• **Stated problem**: Locate all lines with the word "如需改动". Copy them.

• **Data for this exercise**:
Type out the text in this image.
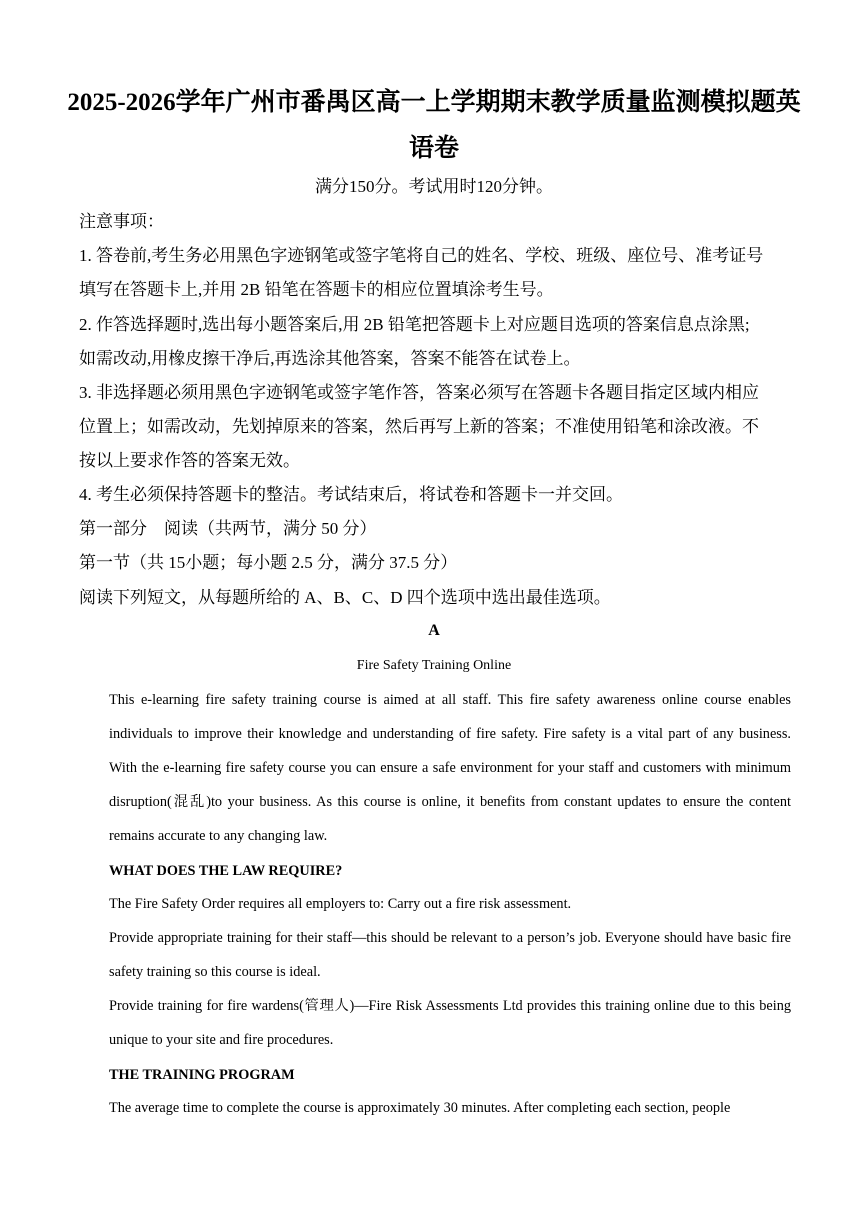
2025-2026学年广州市番禺区高一上学期期末教学质量监测模拟题英
语卷
满分150分。考试用时120分钟。
注意事项：
1. 答卷前,考生务必用黑色字迹钢笔或签字笔将自己的姓名、学校、班级、座位号、准考证号
填写在答题卡上,并用 2B 铅笔在答题卡的相应位置填涂考生号。
2. 作答选择题时,选出每小题答案后,用 2B 铅笔把答题卡上对应题目选项的答案信息点涂黑;
如需改动,用橡皮擦干净后,再选涂其他答案，答案不能答在试卷上。
3. 非选择题必须用黑色字迹钢笔或签字笔作答，答案必须写在答题卡各题目指定区域内相应
位置上；如需改动，先划掉原来的答案，然后再写上新的答案；不准使用铅笔和涂改液。不
按以上要求作答的答案无效。
4. 考生必须保持答题卡的整洁。考试结束后，将试卷和答题卡一并交回。
第一部分　阅读（共两节，满分 50 分）
第一节（共 15小题；每小题 2.5 分，满分 37.5 分）
阅读下列短文，从每题所给的 A、B、C、D 四个选项中选出最佳选项。
A
Fire Safety Training Online

This e-learning fire safety training course is aimed at all staff. This fire safety awareness online course enables individuals to improve their knowledge and understanding of fire safety. Fire safety is a vital part of any business. With the e-learning fire safety course you can ensure a safe environment for your staff and customers with minimum disruption(混乱)to your business. As this course is online, it benefits from constant updates to ensure the content remains accurate to any changing law.

WHAT DOES THE LAW REQUIRE?

The Fire Safety Order requires all employers to: Carry out a fire risk assessment.

Provide appropriate training for their staff—this should be relevant to a person’s job. Everyone should have basic fire safety training so this course is ideal.

Provide training for fire wardens(管理人)—Fire Risk Assessments Ltd provides this training online due to this being unique to your site and fire procedures.

THE TRAINING PROGRAM

The average time to complete the course is approximately 30 minutes. After completing each section, people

• **Output of the task**:
如需改动,用橡皮擦干净后,再选涂其他答案，答案不能答在试卷上。
位置上；如需改动，先划掉原来的答案，然后再写上新的答案；不准使用铅笔和涂改液。不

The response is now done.